■ Stated problem: Check each line of the listing for the word "决算数小于预算数的主要原因是厉行节约" and give only the number of lines that have it.

A block of data

------------------------------------------------

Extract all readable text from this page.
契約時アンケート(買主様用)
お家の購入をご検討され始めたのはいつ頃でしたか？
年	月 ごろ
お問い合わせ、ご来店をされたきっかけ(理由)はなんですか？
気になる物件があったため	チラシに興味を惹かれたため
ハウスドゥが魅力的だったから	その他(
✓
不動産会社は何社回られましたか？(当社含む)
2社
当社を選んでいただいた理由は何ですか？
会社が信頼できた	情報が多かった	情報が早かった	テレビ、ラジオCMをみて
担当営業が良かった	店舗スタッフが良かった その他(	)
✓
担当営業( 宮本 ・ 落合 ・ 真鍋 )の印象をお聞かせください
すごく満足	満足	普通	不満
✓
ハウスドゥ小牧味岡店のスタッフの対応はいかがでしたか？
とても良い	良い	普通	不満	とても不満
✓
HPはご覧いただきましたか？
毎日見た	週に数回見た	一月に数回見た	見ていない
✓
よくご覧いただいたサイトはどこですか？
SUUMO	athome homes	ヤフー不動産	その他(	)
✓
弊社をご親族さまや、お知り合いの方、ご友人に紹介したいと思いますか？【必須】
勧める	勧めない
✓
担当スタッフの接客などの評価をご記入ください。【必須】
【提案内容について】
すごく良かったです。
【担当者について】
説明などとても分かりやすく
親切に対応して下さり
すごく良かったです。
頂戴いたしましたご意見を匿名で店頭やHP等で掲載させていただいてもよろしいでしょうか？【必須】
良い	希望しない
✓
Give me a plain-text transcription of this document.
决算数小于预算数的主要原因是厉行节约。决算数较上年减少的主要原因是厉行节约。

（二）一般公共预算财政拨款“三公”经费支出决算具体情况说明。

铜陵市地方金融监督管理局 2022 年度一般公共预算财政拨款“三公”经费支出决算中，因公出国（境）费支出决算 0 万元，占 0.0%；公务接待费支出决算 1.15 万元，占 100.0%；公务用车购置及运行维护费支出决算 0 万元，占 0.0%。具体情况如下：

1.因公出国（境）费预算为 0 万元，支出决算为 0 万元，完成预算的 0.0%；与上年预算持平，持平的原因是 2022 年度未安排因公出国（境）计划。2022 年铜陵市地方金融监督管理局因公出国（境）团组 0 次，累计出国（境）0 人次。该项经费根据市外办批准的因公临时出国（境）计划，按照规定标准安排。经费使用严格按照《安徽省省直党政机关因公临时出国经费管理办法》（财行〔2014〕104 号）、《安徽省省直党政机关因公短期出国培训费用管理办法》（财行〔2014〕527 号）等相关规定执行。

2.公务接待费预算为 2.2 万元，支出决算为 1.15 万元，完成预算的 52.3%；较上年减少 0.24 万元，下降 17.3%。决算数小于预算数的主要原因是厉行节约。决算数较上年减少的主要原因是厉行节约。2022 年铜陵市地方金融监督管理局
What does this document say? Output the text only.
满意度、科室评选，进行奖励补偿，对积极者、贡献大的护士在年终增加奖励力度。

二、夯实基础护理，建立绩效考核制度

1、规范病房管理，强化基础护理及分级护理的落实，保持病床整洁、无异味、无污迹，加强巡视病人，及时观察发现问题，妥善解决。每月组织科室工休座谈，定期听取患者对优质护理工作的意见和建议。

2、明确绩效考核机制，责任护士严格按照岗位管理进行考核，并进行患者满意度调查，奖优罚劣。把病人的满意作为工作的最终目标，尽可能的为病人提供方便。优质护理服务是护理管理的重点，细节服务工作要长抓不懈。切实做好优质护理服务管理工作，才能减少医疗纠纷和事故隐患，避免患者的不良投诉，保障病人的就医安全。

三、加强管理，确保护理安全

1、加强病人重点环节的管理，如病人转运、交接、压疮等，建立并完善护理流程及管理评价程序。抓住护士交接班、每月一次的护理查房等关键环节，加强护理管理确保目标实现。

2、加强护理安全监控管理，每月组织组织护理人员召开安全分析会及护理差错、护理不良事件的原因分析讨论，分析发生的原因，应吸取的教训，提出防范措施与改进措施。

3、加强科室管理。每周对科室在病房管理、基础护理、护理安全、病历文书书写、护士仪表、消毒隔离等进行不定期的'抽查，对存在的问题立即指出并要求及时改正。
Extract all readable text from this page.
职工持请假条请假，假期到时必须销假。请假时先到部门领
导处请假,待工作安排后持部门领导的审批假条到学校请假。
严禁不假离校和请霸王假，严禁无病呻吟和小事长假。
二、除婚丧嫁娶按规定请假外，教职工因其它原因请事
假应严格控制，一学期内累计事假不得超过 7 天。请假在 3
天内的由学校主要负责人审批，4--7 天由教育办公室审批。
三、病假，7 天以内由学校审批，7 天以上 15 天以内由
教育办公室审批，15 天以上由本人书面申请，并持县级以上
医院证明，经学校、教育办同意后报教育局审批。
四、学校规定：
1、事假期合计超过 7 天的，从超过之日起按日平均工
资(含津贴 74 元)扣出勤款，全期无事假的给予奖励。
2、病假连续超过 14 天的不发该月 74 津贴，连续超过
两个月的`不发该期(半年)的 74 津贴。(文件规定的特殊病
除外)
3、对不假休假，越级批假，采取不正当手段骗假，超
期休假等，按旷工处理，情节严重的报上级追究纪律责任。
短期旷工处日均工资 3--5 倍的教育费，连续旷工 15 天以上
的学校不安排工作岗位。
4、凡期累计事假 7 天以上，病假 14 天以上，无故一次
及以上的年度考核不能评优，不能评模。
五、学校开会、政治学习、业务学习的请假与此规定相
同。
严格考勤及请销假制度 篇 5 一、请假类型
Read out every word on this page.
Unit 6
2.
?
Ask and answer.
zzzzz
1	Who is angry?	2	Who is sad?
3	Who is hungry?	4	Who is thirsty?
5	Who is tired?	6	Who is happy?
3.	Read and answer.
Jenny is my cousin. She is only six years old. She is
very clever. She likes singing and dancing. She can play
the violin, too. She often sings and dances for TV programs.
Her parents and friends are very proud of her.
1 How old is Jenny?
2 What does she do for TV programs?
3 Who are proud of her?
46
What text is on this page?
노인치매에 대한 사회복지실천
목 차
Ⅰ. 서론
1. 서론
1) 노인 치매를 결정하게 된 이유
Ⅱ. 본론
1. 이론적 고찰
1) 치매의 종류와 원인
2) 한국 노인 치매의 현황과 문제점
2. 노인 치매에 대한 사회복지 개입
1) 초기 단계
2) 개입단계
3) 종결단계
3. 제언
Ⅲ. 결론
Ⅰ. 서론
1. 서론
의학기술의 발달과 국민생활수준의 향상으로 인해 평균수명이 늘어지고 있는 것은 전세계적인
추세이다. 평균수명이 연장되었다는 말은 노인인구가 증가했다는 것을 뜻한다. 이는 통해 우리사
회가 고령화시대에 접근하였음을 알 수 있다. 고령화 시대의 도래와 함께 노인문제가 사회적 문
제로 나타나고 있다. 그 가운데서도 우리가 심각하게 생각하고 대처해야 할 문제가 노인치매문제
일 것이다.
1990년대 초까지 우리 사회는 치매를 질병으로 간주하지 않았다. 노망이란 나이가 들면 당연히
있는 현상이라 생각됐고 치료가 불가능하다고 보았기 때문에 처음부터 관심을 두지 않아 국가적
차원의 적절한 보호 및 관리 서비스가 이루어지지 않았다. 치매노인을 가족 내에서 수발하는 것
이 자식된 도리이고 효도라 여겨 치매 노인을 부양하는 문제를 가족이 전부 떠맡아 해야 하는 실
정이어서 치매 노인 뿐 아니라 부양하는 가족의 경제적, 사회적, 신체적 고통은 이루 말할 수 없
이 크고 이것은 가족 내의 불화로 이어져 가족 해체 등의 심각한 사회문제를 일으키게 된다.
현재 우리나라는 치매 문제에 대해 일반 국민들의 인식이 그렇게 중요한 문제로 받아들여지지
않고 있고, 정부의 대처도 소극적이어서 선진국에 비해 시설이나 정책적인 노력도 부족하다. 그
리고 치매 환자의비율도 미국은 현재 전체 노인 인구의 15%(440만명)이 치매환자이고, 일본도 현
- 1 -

------------------------------------------------

■ Output of the exercise: 2